__DO THIS__: Reproduce all of the material exactly as shown.

__DATASET__:
====================

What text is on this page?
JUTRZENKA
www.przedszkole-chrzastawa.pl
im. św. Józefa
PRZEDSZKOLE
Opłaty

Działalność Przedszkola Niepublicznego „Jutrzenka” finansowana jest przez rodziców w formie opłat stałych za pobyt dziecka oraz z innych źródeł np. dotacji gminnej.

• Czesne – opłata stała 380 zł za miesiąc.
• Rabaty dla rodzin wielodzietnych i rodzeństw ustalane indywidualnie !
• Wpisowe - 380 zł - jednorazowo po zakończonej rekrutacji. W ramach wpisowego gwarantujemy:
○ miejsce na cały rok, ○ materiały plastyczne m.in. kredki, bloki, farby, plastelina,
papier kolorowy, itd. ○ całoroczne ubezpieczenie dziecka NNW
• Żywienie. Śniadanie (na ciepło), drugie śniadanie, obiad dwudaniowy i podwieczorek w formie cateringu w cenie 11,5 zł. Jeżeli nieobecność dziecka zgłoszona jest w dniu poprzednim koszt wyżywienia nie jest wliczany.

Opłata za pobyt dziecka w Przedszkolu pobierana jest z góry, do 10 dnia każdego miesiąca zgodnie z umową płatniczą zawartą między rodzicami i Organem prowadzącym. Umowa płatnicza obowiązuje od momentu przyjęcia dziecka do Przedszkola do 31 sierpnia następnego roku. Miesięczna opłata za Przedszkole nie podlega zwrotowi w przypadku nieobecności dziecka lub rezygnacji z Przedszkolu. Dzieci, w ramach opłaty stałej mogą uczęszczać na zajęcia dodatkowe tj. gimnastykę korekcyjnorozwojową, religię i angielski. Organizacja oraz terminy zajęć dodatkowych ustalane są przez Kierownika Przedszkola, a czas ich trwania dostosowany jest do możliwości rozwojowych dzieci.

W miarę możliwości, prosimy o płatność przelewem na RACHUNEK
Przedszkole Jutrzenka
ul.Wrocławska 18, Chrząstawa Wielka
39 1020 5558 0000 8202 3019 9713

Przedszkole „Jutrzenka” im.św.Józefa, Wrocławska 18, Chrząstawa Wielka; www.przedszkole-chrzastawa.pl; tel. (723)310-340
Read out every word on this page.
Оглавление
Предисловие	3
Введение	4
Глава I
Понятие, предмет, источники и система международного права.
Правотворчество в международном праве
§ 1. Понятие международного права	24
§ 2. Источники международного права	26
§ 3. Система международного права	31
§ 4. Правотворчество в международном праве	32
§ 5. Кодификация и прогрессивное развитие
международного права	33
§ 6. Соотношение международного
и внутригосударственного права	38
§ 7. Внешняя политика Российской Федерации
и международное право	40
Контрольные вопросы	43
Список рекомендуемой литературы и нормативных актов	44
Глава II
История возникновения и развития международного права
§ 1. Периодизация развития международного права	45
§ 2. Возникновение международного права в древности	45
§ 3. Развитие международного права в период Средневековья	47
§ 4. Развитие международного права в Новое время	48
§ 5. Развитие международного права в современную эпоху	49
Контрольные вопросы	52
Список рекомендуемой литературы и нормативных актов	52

====================

__FULL ANSWER__:
What text is on this page?
JUTRZENKA
www.przedszkole-chrzastawa.pl
im. św. Józefa
PRZEDSZKOLE
Opłaty

Działalność Przedszkola Niepublicznego „Jutrzenka” finansowana jest przez rodziców w formie opłat stałych za pobyt dziecka oraz z innych źródeł np. dotacji gminnej.

• Czesne – opłata stała 380 zł za miesiąc.
• Rabaty dla rodzin wielodzietnych i rodzeństw ustalane indywidualnie !
• Wpisowe - 380 zł - jednorazowo po zakończonej rekrutacji. W ramach wpisowego gwarantujemy:
○ miejsce na cały rok, ○ materiały plastyczne m.in. kredki, bloki, farby, plastelina,
papier kolorowy, itd. ○ całoroczne ubezpieczenie dziecka NNW
• Żywienie. Śniadanie (na ciepło), drugie śniadanie, obiad dwudaniowy i podwieczorek w formie cateringu w cenie 11,5 zł. Jeżeli nieobecność dziecka zgłoszona jest w dniu poprzednim koszt wyżywienia nie jest wliczany.

Opłata za pobyt dziecka w Przedszkolu pobierana jest z góry, do 10 dnia każdego miesiąca zgodnie z umową płatniczą zawartą między rodzicami i Organem prowadzącym. Umowa płatnicza obowiązuje od momentu przyjęcia dziecka do Przedszkola do 31 sierpnia następnego roku. Miesięczna opłata za Przedszkole nie podlega zwrotowi w przypadku nieobecności dziecka lub rezygnacji z Przedszkolu. Dzieci, w ramach opłaty stałej mogą uczęszczać na zajęcia dodatkowe tj. gimnastykę korekcyjnorozwojową, religię i angielski. Organizacja oraz terminy zajęć dodatkowych ustalane są przez Kierownika Przedszkola, a czas ich trwania dostosowany jest do możliwości rozwojowych dzieci.

W miarę możliwości, prosimy o płatność przelewem na RACHUNEK
Przedszkole Jutrzenka
ul.Wrocławska 18, Chrząstawa Wielka
39 1020 5558 0000 8202 3019 9713

Przedszkole „Jutrzenka” im.św.Józefa, Wrocławska 18, Chrząstawa Wielka; www.przedszkole-chrzastawa.pl; tel. (723)310-340
Read out every word on this page.
Оглавление
Предисловие	3
Введение	4
Глава I
Понятие, предмет, источники и система международного права.
Правотворчество в международном праве
§ 1. Понятие международного права	24
§ 2. Источники международного права	26
§ 3. Система международного права	31
§ 4. Правотворчество в международном праве	32
§ 5. Кодификация и прогрессивное развитие
международного права	33
§ 6. Соотношение международного
и внутригосударственного права	38
§ 7. Внешняя политика Российской Федерации
и международное право	40
Контрольные вопросы	43
Список рекомендуемой литературы и нормативных актов	44
Глава II
История возникновения и развития международного права
§ 1. Периодизация развития международного права	45
§ 2. Возникновение международного права в древности	45
§ 3. Развитие международного права в период Средневековья	47
§ 4. Развитие международного права в Новое время	48
§ 5. Развитие международного права в современную эпоху	49
Контрольные вопросы	52
Список рекомендуемой литературы и нормативных актов	52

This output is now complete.